Problem: Pull every line containing "reader" out of the material below.

Information provided:
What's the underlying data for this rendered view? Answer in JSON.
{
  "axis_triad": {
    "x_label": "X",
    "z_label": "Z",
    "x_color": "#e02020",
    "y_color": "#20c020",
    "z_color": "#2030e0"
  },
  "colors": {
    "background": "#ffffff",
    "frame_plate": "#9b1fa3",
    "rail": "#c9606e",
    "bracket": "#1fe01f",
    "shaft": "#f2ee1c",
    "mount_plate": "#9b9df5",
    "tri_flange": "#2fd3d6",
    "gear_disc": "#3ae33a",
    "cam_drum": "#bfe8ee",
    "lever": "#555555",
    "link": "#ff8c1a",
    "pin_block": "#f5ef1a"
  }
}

==

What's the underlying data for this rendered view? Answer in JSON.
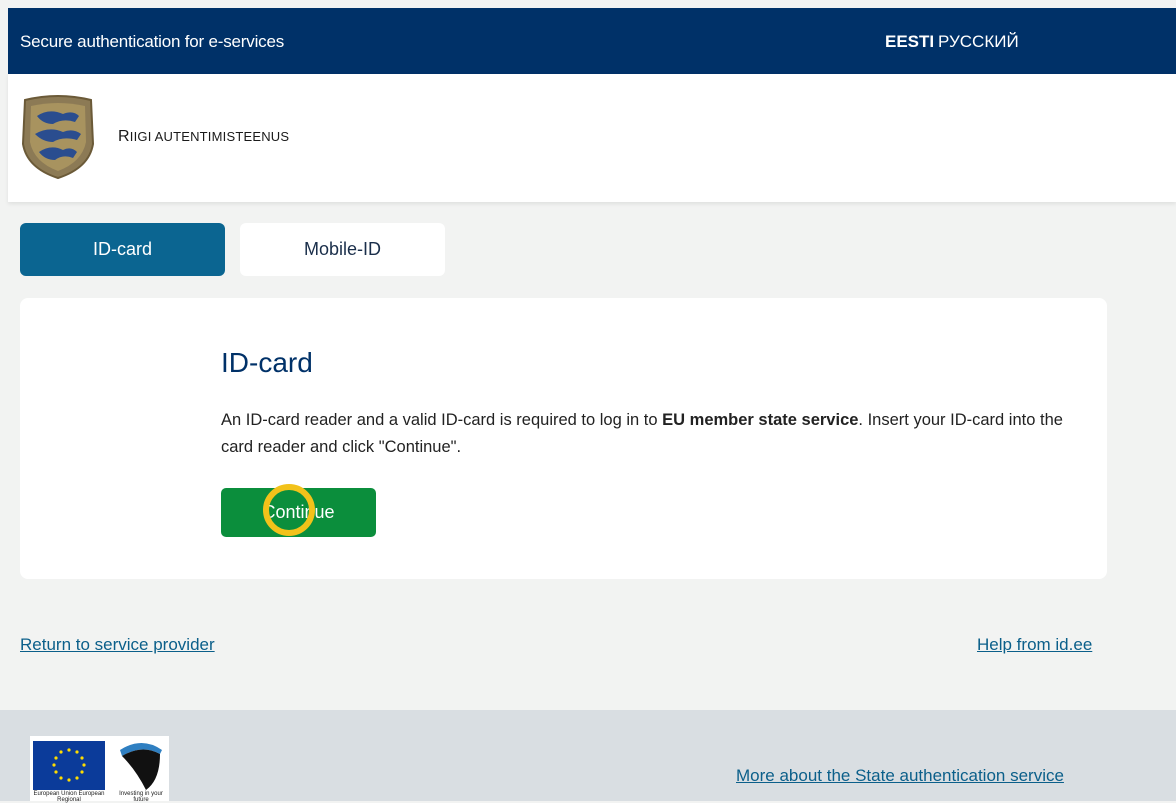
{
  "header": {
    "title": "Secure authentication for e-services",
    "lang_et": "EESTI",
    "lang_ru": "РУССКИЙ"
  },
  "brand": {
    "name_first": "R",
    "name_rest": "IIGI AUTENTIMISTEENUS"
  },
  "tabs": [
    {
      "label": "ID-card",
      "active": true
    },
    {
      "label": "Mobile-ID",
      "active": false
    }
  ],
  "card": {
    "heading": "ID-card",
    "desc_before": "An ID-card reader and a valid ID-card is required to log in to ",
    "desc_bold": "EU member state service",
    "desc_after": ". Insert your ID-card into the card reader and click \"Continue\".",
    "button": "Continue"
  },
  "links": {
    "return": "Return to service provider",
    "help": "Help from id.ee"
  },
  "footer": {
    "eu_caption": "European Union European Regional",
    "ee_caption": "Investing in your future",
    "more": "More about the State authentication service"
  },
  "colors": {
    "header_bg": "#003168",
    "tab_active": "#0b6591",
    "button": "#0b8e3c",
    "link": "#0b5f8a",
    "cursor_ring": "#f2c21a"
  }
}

---

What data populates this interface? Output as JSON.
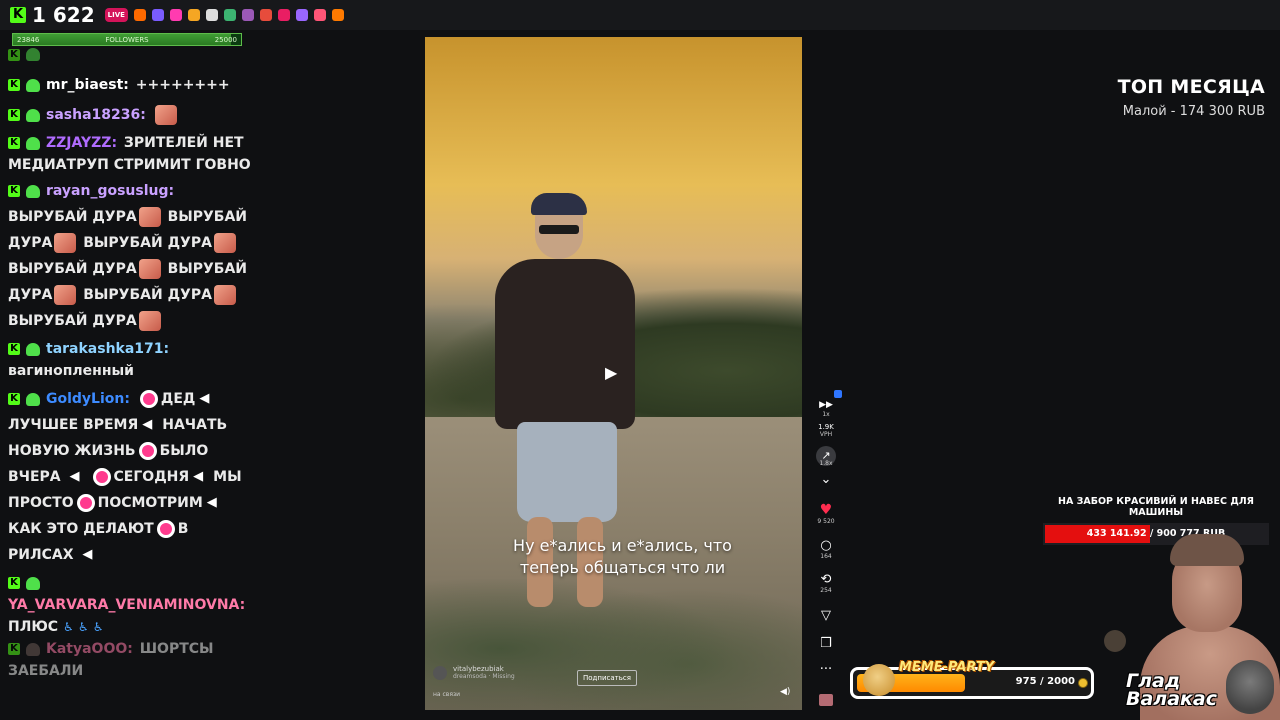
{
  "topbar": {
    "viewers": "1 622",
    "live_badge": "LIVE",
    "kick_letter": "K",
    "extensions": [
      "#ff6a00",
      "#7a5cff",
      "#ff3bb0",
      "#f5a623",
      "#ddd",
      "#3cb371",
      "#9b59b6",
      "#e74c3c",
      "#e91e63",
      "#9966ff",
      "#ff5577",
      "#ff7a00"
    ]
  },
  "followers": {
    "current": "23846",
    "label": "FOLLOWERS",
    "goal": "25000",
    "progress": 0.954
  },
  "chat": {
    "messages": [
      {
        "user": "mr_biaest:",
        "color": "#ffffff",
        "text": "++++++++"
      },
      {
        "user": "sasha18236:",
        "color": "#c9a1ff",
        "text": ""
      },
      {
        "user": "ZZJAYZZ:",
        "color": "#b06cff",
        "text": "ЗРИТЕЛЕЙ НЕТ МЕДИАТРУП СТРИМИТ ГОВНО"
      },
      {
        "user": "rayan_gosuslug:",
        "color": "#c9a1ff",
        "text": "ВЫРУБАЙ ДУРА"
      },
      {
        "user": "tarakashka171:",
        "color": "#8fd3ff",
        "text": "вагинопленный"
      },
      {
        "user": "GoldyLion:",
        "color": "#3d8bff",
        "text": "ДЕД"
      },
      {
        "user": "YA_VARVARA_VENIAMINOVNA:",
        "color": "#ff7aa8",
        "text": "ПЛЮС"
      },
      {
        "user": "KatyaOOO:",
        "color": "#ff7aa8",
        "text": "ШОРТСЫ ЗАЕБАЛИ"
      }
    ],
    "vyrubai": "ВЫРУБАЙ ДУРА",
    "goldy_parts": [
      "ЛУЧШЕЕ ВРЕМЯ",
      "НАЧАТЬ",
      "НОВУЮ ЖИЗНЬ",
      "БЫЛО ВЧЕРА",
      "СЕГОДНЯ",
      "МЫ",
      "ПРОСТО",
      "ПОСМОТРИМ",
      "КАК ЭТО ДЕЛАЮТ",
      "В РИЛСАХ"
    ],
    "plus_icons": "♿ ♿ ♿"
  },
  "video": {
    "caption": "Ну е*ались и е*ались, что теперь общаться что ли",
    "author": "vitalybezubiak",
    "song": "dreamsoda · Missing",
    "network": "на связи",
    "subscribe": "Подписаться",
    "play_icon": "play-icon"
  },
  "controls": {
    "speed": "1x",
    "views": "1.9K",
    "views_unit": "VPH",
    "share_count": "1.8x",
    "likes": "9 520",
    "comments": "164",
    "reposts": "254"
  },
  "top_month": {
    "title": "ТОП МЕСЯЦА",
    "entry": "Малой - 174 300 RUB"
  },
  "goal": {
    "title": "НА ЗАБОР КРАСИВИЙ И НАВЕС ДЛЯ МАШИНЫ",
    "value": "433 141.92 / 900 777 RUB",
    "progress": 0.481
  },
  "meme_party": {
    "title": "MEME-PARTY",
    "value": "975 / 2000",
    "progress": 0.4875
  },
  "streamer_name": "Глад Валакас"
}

Answer in full:
    "desc_before": "An ID-card reader and a valid ID-card is required to log in to ",
    "desc_after": ". Insert your ID-card into the card reader and click \"Continue\".",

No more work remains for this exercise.